§ Direction
Extract every line below that contains the word "Custom".

┌────────

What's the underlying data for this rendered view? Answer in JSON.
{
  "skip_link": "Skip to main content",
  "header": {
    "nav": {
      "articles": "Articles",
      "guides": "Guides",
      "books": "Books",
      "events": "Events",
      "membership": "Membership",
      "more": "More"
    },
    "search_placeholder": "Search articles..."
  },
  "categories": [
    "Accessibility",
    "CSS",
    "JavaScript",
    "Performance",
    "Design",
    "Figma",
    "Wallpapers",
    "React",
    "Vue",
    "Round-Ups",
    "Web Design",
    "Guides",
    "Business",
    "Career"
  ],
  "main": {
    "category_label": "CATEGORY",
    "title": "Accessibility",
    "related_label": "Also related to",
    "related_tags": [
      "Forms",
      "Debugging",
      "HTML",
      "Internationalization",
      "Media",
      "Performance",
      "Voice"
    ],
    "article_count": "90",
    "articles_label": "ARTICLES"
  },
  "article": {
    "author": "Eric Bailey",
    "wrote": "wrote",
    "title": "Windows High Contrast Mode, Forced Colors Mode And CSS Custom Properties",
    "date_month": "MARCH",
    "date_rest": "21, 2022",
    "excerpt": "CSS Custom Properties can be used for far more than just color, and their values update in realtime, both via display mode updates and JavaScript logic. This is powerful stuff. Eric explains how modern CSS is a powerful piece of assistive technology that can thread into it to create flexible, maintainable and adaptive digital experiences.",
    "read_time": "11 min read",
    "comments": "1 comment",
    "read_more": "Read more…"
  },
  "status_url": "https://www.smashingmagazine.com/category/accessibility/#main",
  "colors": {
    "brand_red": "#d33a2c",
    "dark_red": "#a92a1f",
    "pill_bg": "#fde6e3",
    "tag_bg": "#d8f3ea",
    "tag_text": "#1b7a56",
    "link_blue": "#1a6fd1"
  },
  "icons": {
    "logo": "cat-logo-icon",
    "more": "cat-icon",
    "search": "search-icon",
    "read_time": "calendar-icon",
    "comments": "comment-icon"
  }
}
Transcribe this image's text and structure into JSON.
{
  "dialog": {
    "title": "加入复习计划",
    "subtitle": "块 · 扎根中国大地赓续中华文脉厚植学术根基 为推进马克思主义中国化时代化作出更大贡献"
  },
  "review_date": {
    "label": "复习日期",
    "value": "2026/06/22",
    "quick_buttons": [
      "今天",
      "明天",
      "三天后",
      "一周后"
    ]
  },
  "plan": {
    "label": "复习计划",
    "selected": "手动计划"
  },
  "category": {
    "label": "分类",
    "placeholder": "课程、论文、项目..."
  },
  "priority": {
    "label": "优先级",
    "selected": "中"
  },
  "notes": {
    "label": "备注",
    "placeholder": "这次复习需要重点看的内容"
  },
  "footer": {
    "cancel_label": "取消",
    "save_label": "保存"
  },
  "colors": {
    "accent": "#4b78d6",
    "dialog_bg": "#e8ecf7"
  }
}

└────────

§ Worked solution
    "title": "Windows High Contrast Mode, Forced Colors Mode And CSS Custom Properties",
    "excerpt": "CSS Custom Properties can be used for far more than just color, and their values update in realtime, both via display mode updates and JavaScript logic. This is powerful stuff. Eric explains how modern CSS is a powerful piece of assistive technology that can thread into it to create flexible, maintainable and adaptive digital experiences.",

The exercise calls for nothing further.